## Task brief
Give all the lines below again, exactly, with no pictures.

(Items listed in a dataset)
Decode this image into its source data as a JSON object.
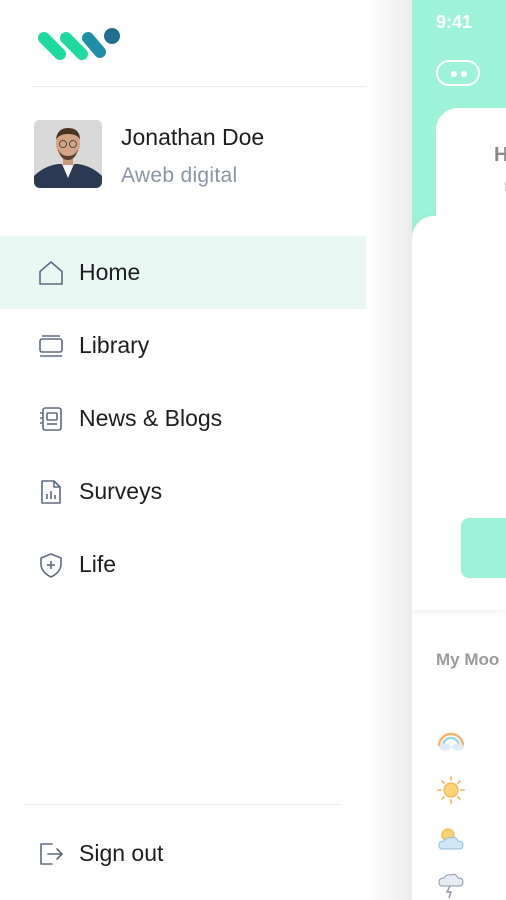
{
  "profile": {
    "name": "Jonathan Doe",
    "company": "Aweb digital"
  },
  "nav": {
    "items": [
      {
        "label": "Home",
        "icon": "home-icon",
        "active": true
      },
      {
        "label": "Library",
        "icon": "library-icon",
        "active": false
      },
      {
        "label": "News & Blogs",
        "icon": "news-icon",
        "active": false
      },
      {
        "label": "Surveys",
        "icon": "survey-icon",
        "active": false
      },
      {
        "label": "Life",
        "icon": "shield-icon",
        "active": false
      }
    ],
    "signout_label": "Sign out"
  },
  "preview": {
    "status_time": "9:41",
    "card_letter": "H",
    "card_sub": "f",
    "mood_label": "My Moo",
    "weather_icons": [
      "rainbow-icon",
      "sun-icon",
      "partly-cloudy-icon",
      "storm-icon"
    ]
  },
  "colors": {
    "mint": "#9df3d7",
    "active_bg": "#e9f8f2",
    "logo_green": "#1ed9a0",
    "logo_blue": "#1f6f8f",
    "text": "#1d1d1f",
    "muted": "#8a94a6"
  }
}
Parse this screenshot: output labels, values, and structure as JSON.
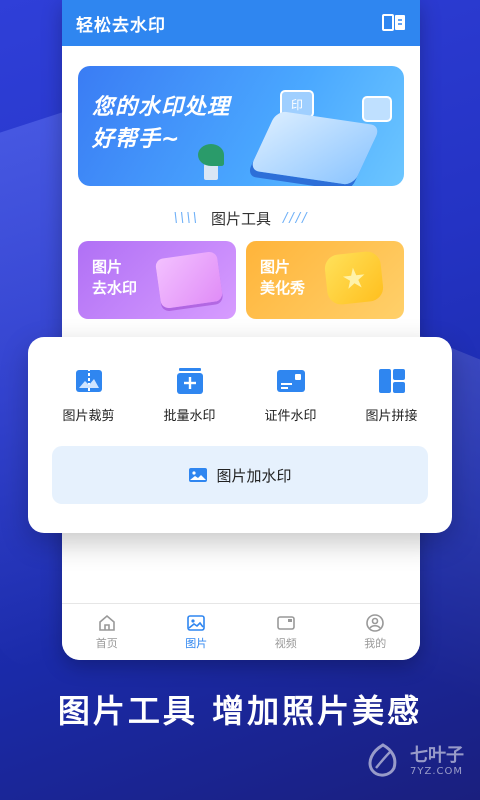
{
  "app": {
    "title": "轻松去水印"
  },
  "banner": {
    "line1": "您的水印处理",
    "line2": "好帮手~",
    "badge": "印"
  },
  "section": {
    "title": "图片工具",
    "left_deco": "\\\\\\\\",
    "right_deco": "////"
  },
  "tiles": [
    {
      "line1": "图片",
      "line2": "去水印"
    },
    {
      "line1": "图片",
      "line2": "美化秀"
    }
  ],
  "tools": [
    {
      "label": "图片裁剪",
      "icon": "crop-icon"
    },
    {
      "label": "批量水印",
      "icon": "batch-watermark-icon"
    },
    {
      "label": "证件水印",
      "icon": "id-card-icon"
    },
    {
      "label": "图片拼接",
      "icon": "collage-icon"
    }
  ],
  "add_watermark": {
    "label": "图片加水印",
    "icon": "image-icon"
  },
  "tabbar": [
    {
      "label": "首页",
      "icon": "home-icon",
      "active": false
    },
    {
      "label": "图片",
      "icon": "image-icon",
      "active": true
    },
    {
      "label": "视频",
      "icon": "video-icon",
      "active": false
    },
    {
      "label": "我的",
      "icon": "user-icon",
      "active": false
    }
  ],
  "slogan": "图片工具 增加照片美感",
  "watermark_logo": {
    "brand": "七叶子",
    "domain": "7YZ.COM"
  },
  "colors": {
    "primary": "#2f86f0",
    "bg_blue": "#2433c4",
    "tile_purple": "#b070f5",
    "tile_orange": "#ffb43a"
  }
}
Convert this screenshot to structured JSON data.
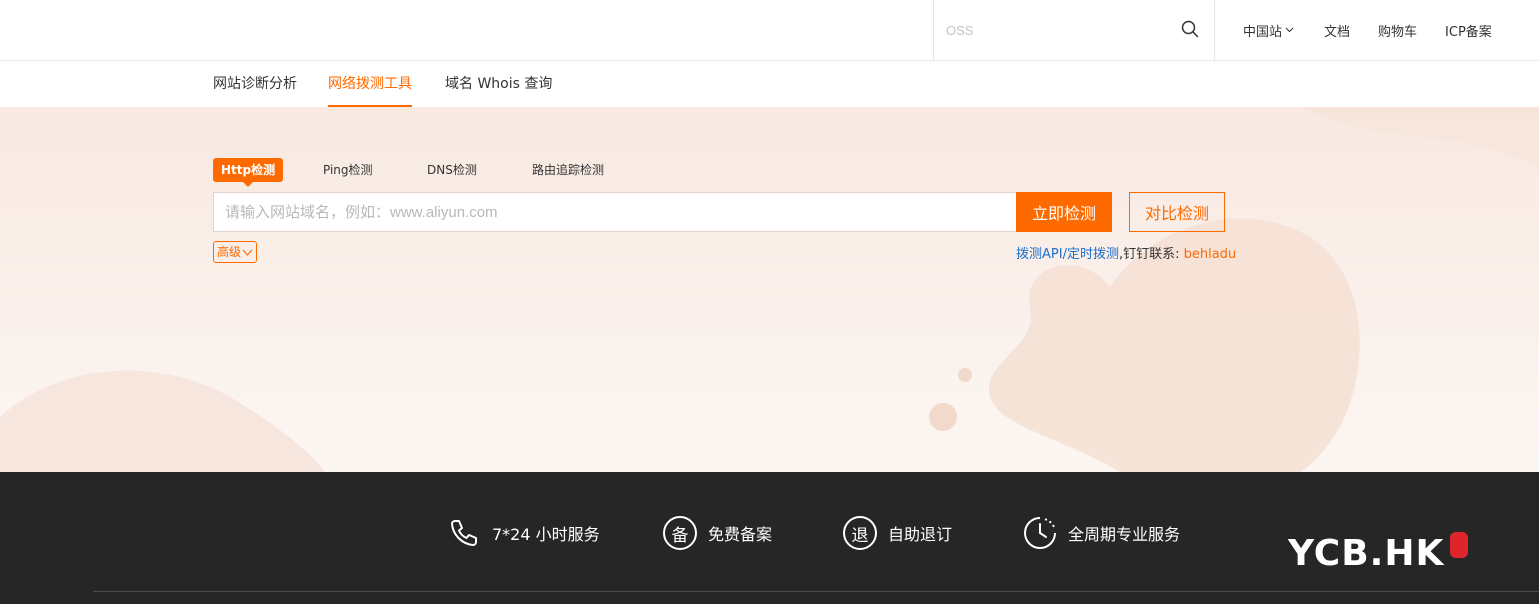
{
  "header": {
    "search_placeholder": "OSS",
    "nav": {
      "site": "中国站",
      "docs": "文档",
      "cart": "购物车",
      "icp": "ICP备案"
    }
  },
  "subnav": {
    "tabs": [
      {
        "label": "网站诊断分析",
        "active": false
      },
      {
        "label": "网络拨测工具",
        "active": true
      },
      {
        "label": "域名 Whois 查询",
        "active": false
      }
    ]
  },
  "tool": {
    "check_tabs": [
      {
        "label": "Http检测",
        "active": true
      },
      {
        "label": "Ping检测",
        "active": false
      },
      {
        "label": "DNS检测",
        "active": false
      },
      {
        "label": "路由追踪检测",
        "active": false
      }
    ],
    "input_placeholder": "请输入网站域名，例如：www.aliyun.com",
    "detect_button": "立即检测",
    "compare_button": "对比检测",
    "advanced_label": "高级",
    "api_link": "拨测API/定时拨测",
    "contact_prefix": ",钉钉联系: ",
    "contact_name": "behladu"
  },
  "footer": {
    "features": [
      {
        "icon": "phone-icon",
        "label": "7*24 小时服务"
      },
      {
        "icon": "bei-circle-icon",
        "char": "备",
        "label": "免费备案"
      },
      {
        "icon": "tui-circle-icon",
        "char": "退",
        "label": "自助退订"
      },
      {
        "icon": "clock-icon",
        "label": "全周期专业服务"
      }
    ],
    "logo_text": "YCB.HK"
  },
  "colors": {
    "accent": "#ff6a00",
    "link": "#1c6fc9",
    "footer_bg": "#262626",
    "hero_bg": "#f8e9e1"
  }
}
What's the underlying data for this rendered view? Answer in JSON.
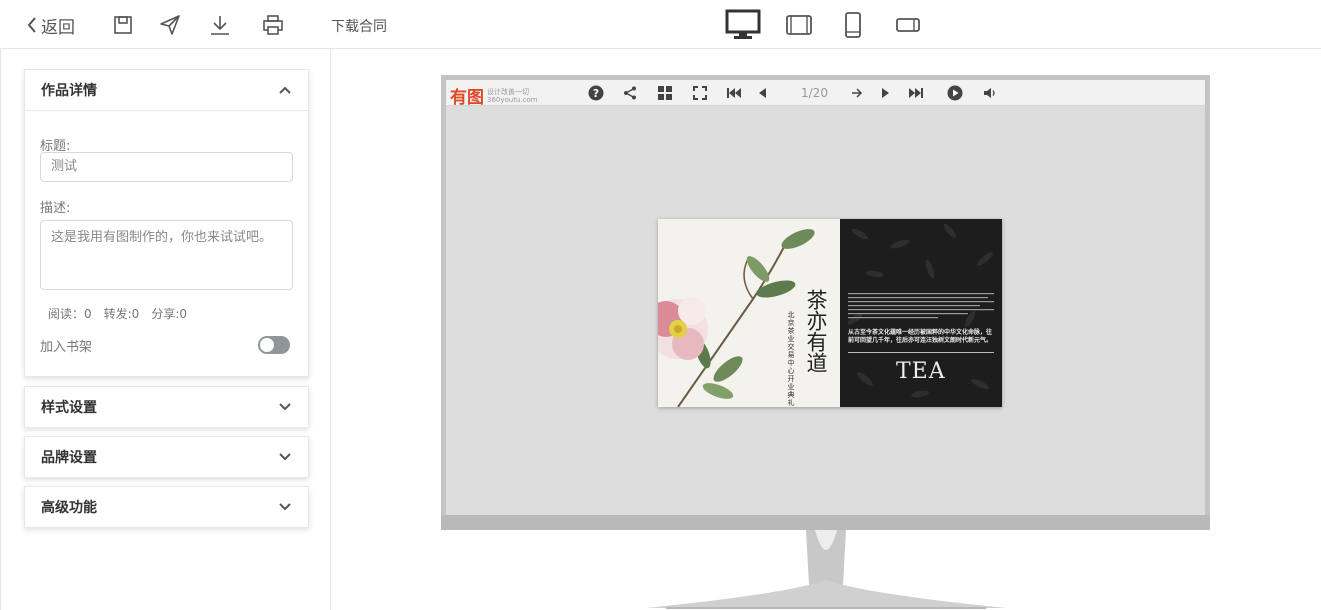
{
  "topbar": {
    "back_label": "返回",
    "download_contract": "下载合同"
  },
  "sidebar": {
    "details": {
      "title": "作品详情",
      "title_label": "标题:",
      "title_value": "测试",
      "desc_label": "描述:",
      "desc_value": "这是我用有图制作的，你也来试试吧。",
      "stats": [
        "阅读：0",
        "转发:0",
        "分享:0"
      ],
      "shelf_label": "加入书架",
      "shelf_enabled": false
    },
    "sections": [
      {
        "title": "样式设置"
      },
      {
        "title": "品牌设置"
      },
      {
        "title": "高级功能"
      }
    ]
  },
  "player": {
    "logo_mark": "有图",
    "logo_tagline": "设计改善一切",
    "logo_domain": "360youtu.com",
    "page_indicator": "1/20"
  },
  "book": {
    "left_title": "茶亦有道",
    "left_subtitle": "北京茶业交易中心开业典礼",
    "right_text": "从古至今茶文化蕴唯一经历被国粹的中华文化命脉，往前可回望几千年，往后亦可连汪独树文朗时代新元气。",
    "right_word": "TEA"
  },
  "colors": {
    "accent_logo": "#e04a2a",
    "toggle_off": "#8e959b",
    "monitor_frame": "#c4c4c4"
  }
}
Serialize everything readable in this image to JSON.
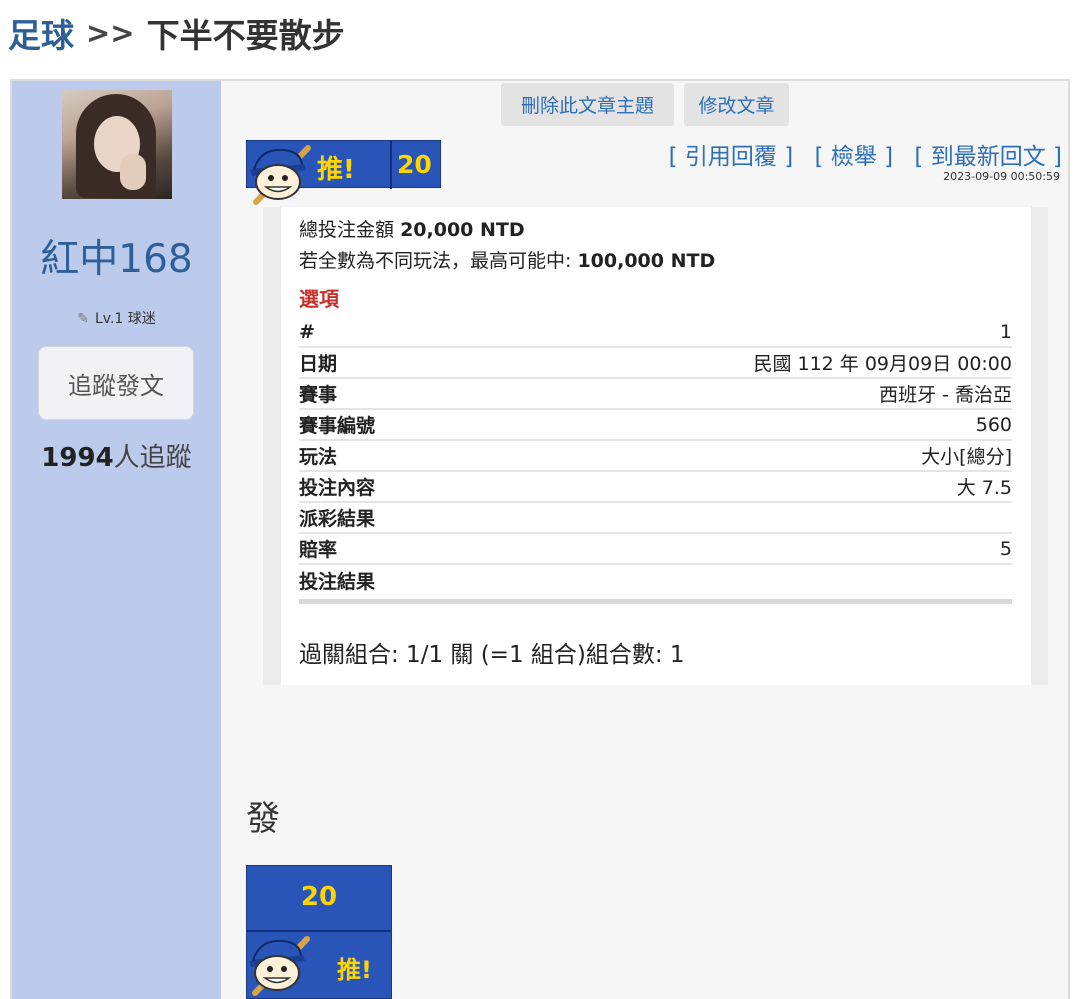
{
  "breadcrumb": {
    "section": "足球",
    "separator": ">>",
    "title": "下半不要散步"
  },
  "author": {
    "name": "紅中168",
    "level": "Lv.1 球迷",
    "follow_label": "追蹤發文",
    "followers_count": "1994",
    "followers_suffix": "人追蹤"
  },
  "post": {
    "delete_label": "刪除此文章主題",
    "edit_label": "修改文章",
    "push_label": "推!",
    "push_count": "20",
    "actions": {
      "quote": "[ 引用回覆 ]",
      "report": "[ 檢舉 ]",
      "latest": "[ 到最新回文 ]"
    },
    "timestamp": "2023-09-09 00:50:59",
    "body_text": "發"
  },
  "bet": {
    "total_label": "總投注金額",
    "total_value": "20,000 NTD",
    "max_label": "若全數為不同玩法，最高可能中:",
    "max_value": "100,000 NTD",
    "options_title": "選項",
    "rows": [
      {
        "key": "#",
        "value": "1"
      },
      {
        "key": "日期",
        "value": "民國 112 年 09月09日 00:00"
      },
      {
        "key": "賽事",
        "value": "西班牙 - 喬治亞"
      },
      {
        "key": "賽事編號",
        "value": "560"
      },
      {
        "key": "玩法",
        "value": "大小[總分]"
      },
      {
        "key": "投注內容",
        "value": "大 7.5"
      },
      {
        "key": "派彩結果",
        "value": ""
      },
      {
        "key": "賠率",
        "value": "5"
      },
      {
        "key": "投注結果",
        "value": ""
      }
    ],
    "combo": "過關組合: 1/1 關 (=1 組合)組合數: 1"
  },
  "colors": {
    "sidebar": "#bccbec",
    "link": "#2d6fb8",
    "push_bg": "#2a55b8",
    "push_text": "#ffd500",
    "options_title": "#c8312a"
  },
  "icons": {
    "mascot": "baseball-player-mascot-icon",
    "level": "pencil-icon"
  }
}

## Written answer
Decode this image into its source data as a JSON object.
{
  "profile": {
    "name": "Jonathan Doe",
    "company": "Aweb digital"
  },
  "nav": {
    "items": [
      {
        "label": "Home",
        "icon": "home-icon",
        "active": true
      },
      {
        "label": "Library",
        "icon": "library-icon",
        "active": false
      },
      {
        "label": "News & Blogs",
        "icon": "news-icon",
        "active": false
      },
      {
        "label": "Surveys",
        "icon": "survey-icon",
        "active": false
      },
      {
        "label": "Life",
        "icon": "shield-icon",
        "active": false
      }
    ],
    "signout_label": "Sign out"
  },
  "preview": {
    "status_time": "9:41",
    "card_letter": "H",
    "card_sub": "f",
    "mood_label": "My Moo",
    "weather_icons": [
      "rainbow-icon",
      "sun-icon",
      "partly-cloudy-icon",
      "storm-icon"
    ]
  },
  "colors": {
    "mint": "#9df3d7",
    "active_bg": "#e9f8f2",
    "logo_green": "#1ed9a0",
    "logo_blue": "#1f6f8f",
    "text": "#1d1d1f",
    "muted": "#8a94a6"
  }
}
Parse this screenshot: output labels, values, and structure as JSON.
{
  "app": {
    "title": "轻松去水印"
  },
  "banner": {
    "line1": "您的水印处理",
    "line2": "好帮手~",
    "badge": "印"
  },
  "section": {
    "title": "图片工具",
    "left_deco": "\\\\\\\\",
    "right_deco": "////"
  },
  "tiles": [
    {
      "line1": "图片",
      "line2": "去水印"
    },
    {
      "line1": "图片",
      "line2": "美化秀"
    }
  ],
  "tools": [
    {
      "label": "图片裁剪",
      "icon": "crop-icon"
    },
    {
      "label": "批量水印",
      "icon": "batch-watermark-icon"
    },
    {
      "label": "证件水印",
      "icon": "id-card-icon"
    },
    {
      "label": "图片拼接",
      "icon": "collage-icon"
    }
  ],
  "add_watermark": {
    "label": "图片加水印",
    "icon": "image-icon"
  },
  "tabbar": [
    {
      "label": "首页",
      "icon": "home-icon",
      "active": false
    },
    {
      "label": "图片",
      "icon": "image-icon",
      "active": true
    },
    {
      "label": "视频",
      "icon": "video-icon",
      "active": false
    },
    {
      "label": "我的",
      "icon": "user-icon",
      "active": false
    }
  ],
  "slogan": "图片工具 增加照片美感",
  "watermark_logo": {
    "brand": "七叶子",
    "domain": "7YZ.COM"
  },
  "colors": {
    "primary": "#2f86f0",
    "bg_blue": "#2433c4",
    "tile_purple": "#b070f5",
    "tile_orange": "#ffb43a"
  }
}
Convert this screenshot to structured JSON data.
{
  "header": {
    "search_placeholder": "OSS",
    "nav": {
      "site": "中国站",
      "docs": "文档",
      "cart": "购物车",
      "icp": "ICP备案"
    }
  },
  "subnav": {
    "tabs": [
      {
        "label": "网站诊断分析",
        "active": false
      },
      {
        "label": "网络拨测工具",
        "active": true
      },
      {
        "label": "域名 Whois 查询",
        "active": false
      }
    ]
  },
  "tool": {
    "check_tabs": [
      {
        "label": "Http检测",
        "active": true
      },
      {
        "label": "Ping检测",
        "active": false
      },
      {
        "label": "DNS检测",
        "active": false
      },
      {
        "label": "路由追踪检测",
        "active": false
      }
    ],
    "input_placeholder": "请输入网站域名，例如：www.aliyun.com",
    "detect_button": "立即检测",
    "compare_button": "对比检测",
    "advanced_label": "高级",
    "api_link": "拨测API/定时拨测",
    "contact_prefix": ",钉钉联系: ",
    "contact_name": "behladu"
  },
  "footer": {
    "features": [
      {
        "icon": "phone-icon",
        "label": "7*24 小时服务"
      },
      {
        "icon": "bei-circle-icon",
        "char": "备",
        "label": "免费备案"
      },
      {
        "icon": "tui-circle-icon",
        "char": "退",
        "label": "自助退订"
      },
      {
        "icon": "clock-icon",
        "label": "全周期专业服务"
      }
    ],
    "logo_text": "YCB.HK"
  },
  "colors": {
    "accent": "#ff6a00",
    "link": "#1c6fc9",
    "footer_bg": "#262626",
    "hero_bg": "#f8e9e1"
  }
}
What's the underlying data for this rendered view? Answer in JSON.
{
  "topbar": {
    "back_label": "返回",
    "download_contract": "下载合同"
  },
  "sidebar": {
    "details": {
      "title": "作品详情",
      "title_label": "标题:",
      "title_value": "测试",
      "desc_label": "描述:",
      "desc_value": "这是我用有图制作的，你也来试试吧。",
      "stats": [
        "阅读：0",
        "转发:0",
        "分享:0"
      ],
      "shelf_label": "加入书架",
      "shelf_enabled": false
    },
    "sections": [
      {
        "title": "样式设置"
      },
      {
        "title": "品牌设置"
      },
      {
        "title": "高级功能"
      }
    ]
  },
  "player": {
    "logo_mark": "有图",
    "logo_tagline": "设计改善一切",
    "logo_domain": "360youtu.com",
    "page_indicator": "1/20"
  },
  "book": {
    "left_title": "茶亦有道",
    "left_subtitle": "北京茶业交易中心开业典礼",
    "right_text": "从古至今茶文化蕴唯一经历被国粹的中华文化命脉，往前可回望几千年，往后亦可连汪独树文朗时代新元气。",
    "right_word": "TEA"
  },
  "colors": {
    "accent_logo": "#e04a2a",
    "toggle_off": "#8e959b",
    "monitor_frame": "#c4c4c4"
  }
}
Serialize everything readable in this image to JSON.
{
  "breadcrumb": {
    "section": "足球",
    "separator": ">>",
    "title": "下半不要散步"
  },
  "author": {
    "name": "紅中168",
    "level": "Lv.1 球迷",
    "follow_label": "追蹤發文",
    "followers_count": "1994",
    "followers_suffix": "人追蹤"
  },
  "post": {
    "delete_label": "刪除此文章主題",
    "edit_label": "修改文章",
    "push_label": "推!",
    "push_count": "20",
    "actions": {
      "quote": "[ 引用回覆 ]",
      "report": "[ 檢舉 ]",
      "latest": "[ 到最新回文 ]"
    },
    "timestamp": "2023-09-09 00:50:59",
    "body_text": "發"
  },
  "bet": {
    "total_label": "總投注金額",
    "total_value": "20,000 NTD",
    "max_label": "若全數為不同玩法，最高可能中:",
    "max_value": "100,000 NTD",
    "options_title": "選項",
    "rows": [
      {
        "key": "#",
        "value": "1"
      },
      {
        "key": "日期",
        "value": "民國 112 年 09月09日 00:00"
      },
      {
        "key": "賽事",
        "value": "西班牙 - 喬治亞"
      },
      {
        "key": "賽事編號",
        "value": "560"
      },
      {
        "key": "玩法",
        "value": "大小[總分]"
      },
      {
        "key": "投注內容",
        "value": "大 7.5"
      },
      {
        "key": "派彩結果",
        "value": ""
      },
      {
        "key": "賠率",
        "value": "5"
      },
      {
        "key": "投注結果",
        "value": ""
      }
    ],
    "combo": "過關組合: 1/1 關 (=1 組合)組合數: 1"
  },
  "colors": {
    "sidebar": "#bccbec",
    "link": "#2d6fb8",
    "push_bg": "#2a55b8",
    "push_text": "#ffd500",
    "options_title": "#c8312a"
  },
  "icons": {
    "mascot": "baseball-player-mascot-icon",
    "level": "pencil-icon"
  }
}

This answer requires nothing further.